TASK PROMPT – Return all of the entries exactly as written.
BEGIN
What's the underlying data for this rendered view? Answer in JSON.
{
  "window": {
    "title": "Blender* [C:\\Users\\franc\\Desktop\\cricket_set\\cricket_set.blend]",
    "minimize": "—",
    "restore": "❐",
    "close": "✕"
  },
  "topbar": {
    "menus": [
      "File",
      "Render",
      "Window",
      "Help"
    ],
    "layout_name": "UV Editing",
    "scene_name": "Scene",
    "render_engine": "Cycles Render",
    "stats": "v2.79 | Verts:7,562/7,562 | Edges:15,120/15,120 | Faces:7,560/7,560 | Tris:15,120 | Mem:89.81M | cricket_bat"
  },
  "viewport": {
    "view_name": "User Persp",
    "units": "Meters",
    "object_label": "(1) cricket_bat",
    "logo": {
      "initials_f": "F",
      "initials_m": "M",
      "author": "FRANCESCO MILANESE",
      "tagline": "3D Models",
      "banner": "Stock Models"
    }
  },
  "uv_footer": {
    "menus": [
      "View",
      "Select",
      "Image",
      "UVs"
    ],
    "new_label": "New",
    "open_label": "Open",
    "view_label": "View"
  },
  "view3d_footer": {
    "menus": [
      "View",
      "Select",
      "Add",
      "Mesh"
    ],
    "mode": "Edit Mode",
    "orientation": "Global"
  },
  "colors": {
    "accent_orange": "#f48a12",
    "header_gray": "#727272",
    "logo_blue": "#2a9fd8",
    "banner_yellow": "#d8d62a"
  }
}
END
CORRECT OUTPUT –
What's the underlying data for this rendered view? Answer in JSON.
{
  "window": {
    "title": "Blender* [C:\\Users\\franc\\Desktop\\cricket_set\\cricket_set.blend]",
    "minimize": "—",
    "restore": "❐",
    "close": "✕"
  },
  "topbar": {
    "menus": [
      "File",
      "Render",
      "Window",
      "Help"
    ],
    "layout_name": "UV Editing",
    "scene_name": "Scene",
    "render_engine": "Cycles Render",
    "stats": "v2.79 | Verts:7,562/7,562 | Edges:15,120/15,120 | Faces:7,560/7,560 | Tris:15,120 | Mem:89.81M | cricket_bat"
  },
  "viewport": {
    "view_name": "User Persp",
    "units": "Meters",
    "object_label": "(1) cricket_bat",
    "logo": {
      "initials_f": "F",
      "initials_m": "M",
      "author": "FRANCESCO MILANESE",
      "tagline": "3D Models",
      "banner": "Stock Models"
    }
  },
  "uv_footer": {
    "menus": [
      "View",
      "Select",
      "Image",
      "UVs"
    ],
    "new_label": "New",
    "open_label": "Open",
    "view_label": "View"
  },
  "view3d_footer": {
    "menus": [
      "View",
      "Select",
      "Add",
      "Mesh"
    ],
    "mode": "Edit Mode",
    "orientation": "Global"
  },
  "colors": {
    "accent_orange": "#f48a12",
    "header_gray": "#727272",
    "logo_blue": "#2a9fd8",
    "banner_yellow": "#d8d62a"
  }
}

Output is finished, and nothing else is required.